* **WRITTEN REQUEST**:
Copy every line from the records below that holds the word "版本控制工具试用验收中的关键门槛".

[Collected data entries]
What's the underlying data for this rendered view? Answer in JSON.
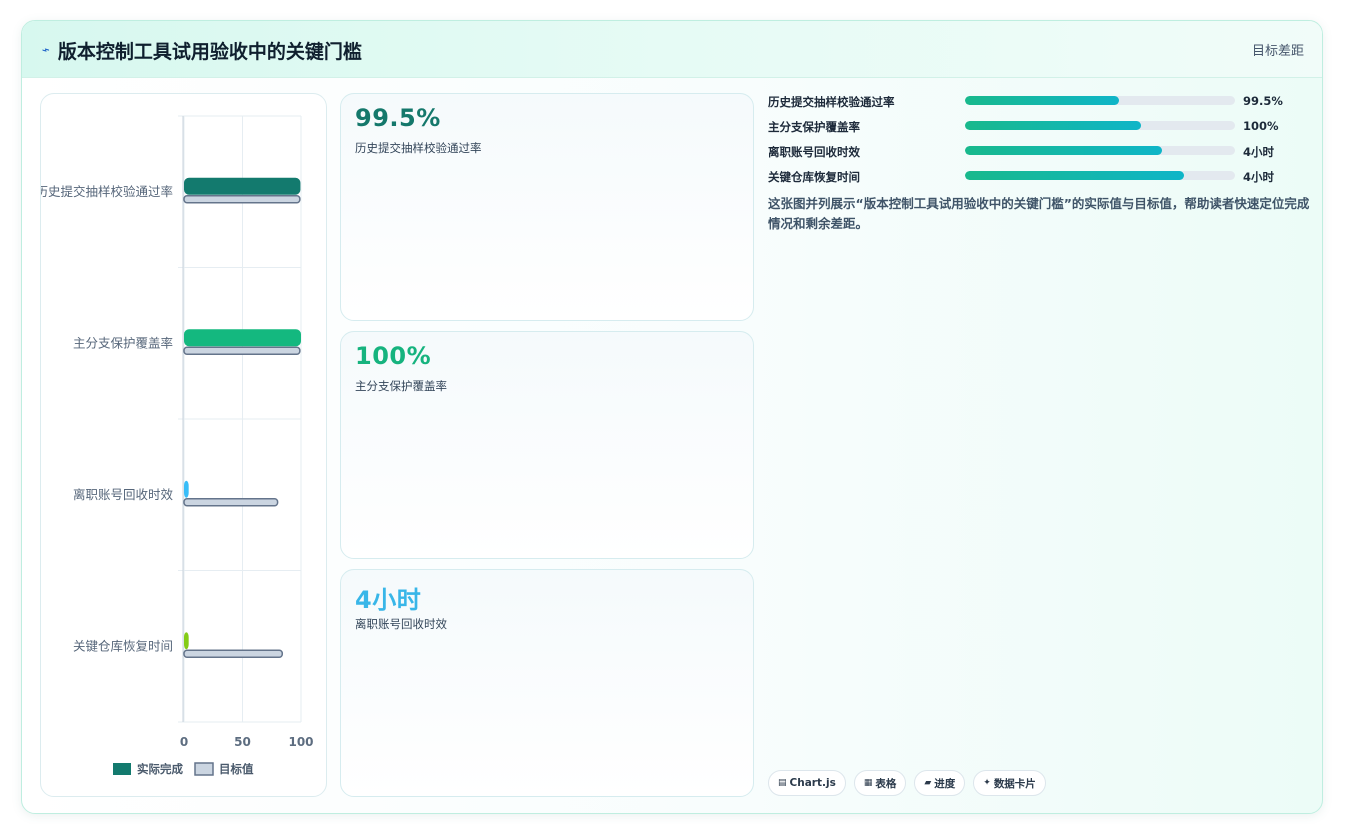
{
  "header": {
    "title": "版本控制工具试用验收中的关键门槛",
    "subtitle": "目标差距",
    "icon": "lightning-icon"
  },
  "chart_data": {
    "type": "bar",
    "orientation": "horizontal",
    "categories": [
      "历史提交抽样校验通过率",
      "主分支保护覆盖率",
      "离职账号回收时效",
      "关键仓库恢复时间"
    ],
    "series": [
      {
        "name": "实际完成",
        "values": [
          99.5,
          100,
          4,
          4
        ],
        "colors": [
          "#137a6e",
          "#14b87f",
          "#38bdf8",
          "#84cc16"
        ]
      },
      {
        "name": "目标值",
        "values": [
          99,
          99,
          80,
          84
        ],
        "color": "#cbd5e1",
        "stroke": "#64748b"
      }
    ],
    "xlim": [
      0,
      100
    ],
    "xticks": [
      "0",
      "50",
      "100"
    ],
    "grid": true,
    "legend": "bottom"
  },
  "kpis": [
    {
      "value": "99.5%",
      "label": "历史提交抽样校验通过率",
      "color": "#14786b"
    },
    {
      "value": "100%",
      "label": "主分支保护覆盖率",
      "color": "#16b37e"
    },
    {
      "value": "4小时",
      "label": "离职账号回收时效",
      "color": "#38b6e8"
    }
  ],
  "progress": [
    {
      "label": "历史提交抽样校验通过率",
      "value": "99.5%",
      "fill_fraction": 0.57
    },
    {
      "label": "主分支保护覆盖率",
      "value": "100%",
      "fill_fraction": 0.65
    },
    {
      "label": "离职账号回收时效",
      "value": "4小时",
      "fill_fraction": 0.73
    },
    {
      "label": "关键仓库恢复时间",
      "value": "4小时",
      "fill_fraction": 0.81
    }
  ],
  "description": "这张图并列展示“版本控制工具试用验收中的关键门槛”的实际值与目标值，帮助读者快速定位完成情况和剩余差距。",
  "tags": [
    {
      "icon": "▤",
      "label": "Chart.js"
    },
    {
      "icon": "▦",
      "label": "表格"
    },
    {
      "icon": "▰",
      "label": "进度"
    },
    {
      "icon": "✦",
      "label": "数据卡片"
    }
  ]
}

* **REPLY**:
    "title": "版本控制工具试用验收中的关键门槛",
  "description": "这张图并列展示“版本控制工具试用验收中的关键门槛”的实际值与目标值，帮助读者快速定位完成情况和剩余差距。",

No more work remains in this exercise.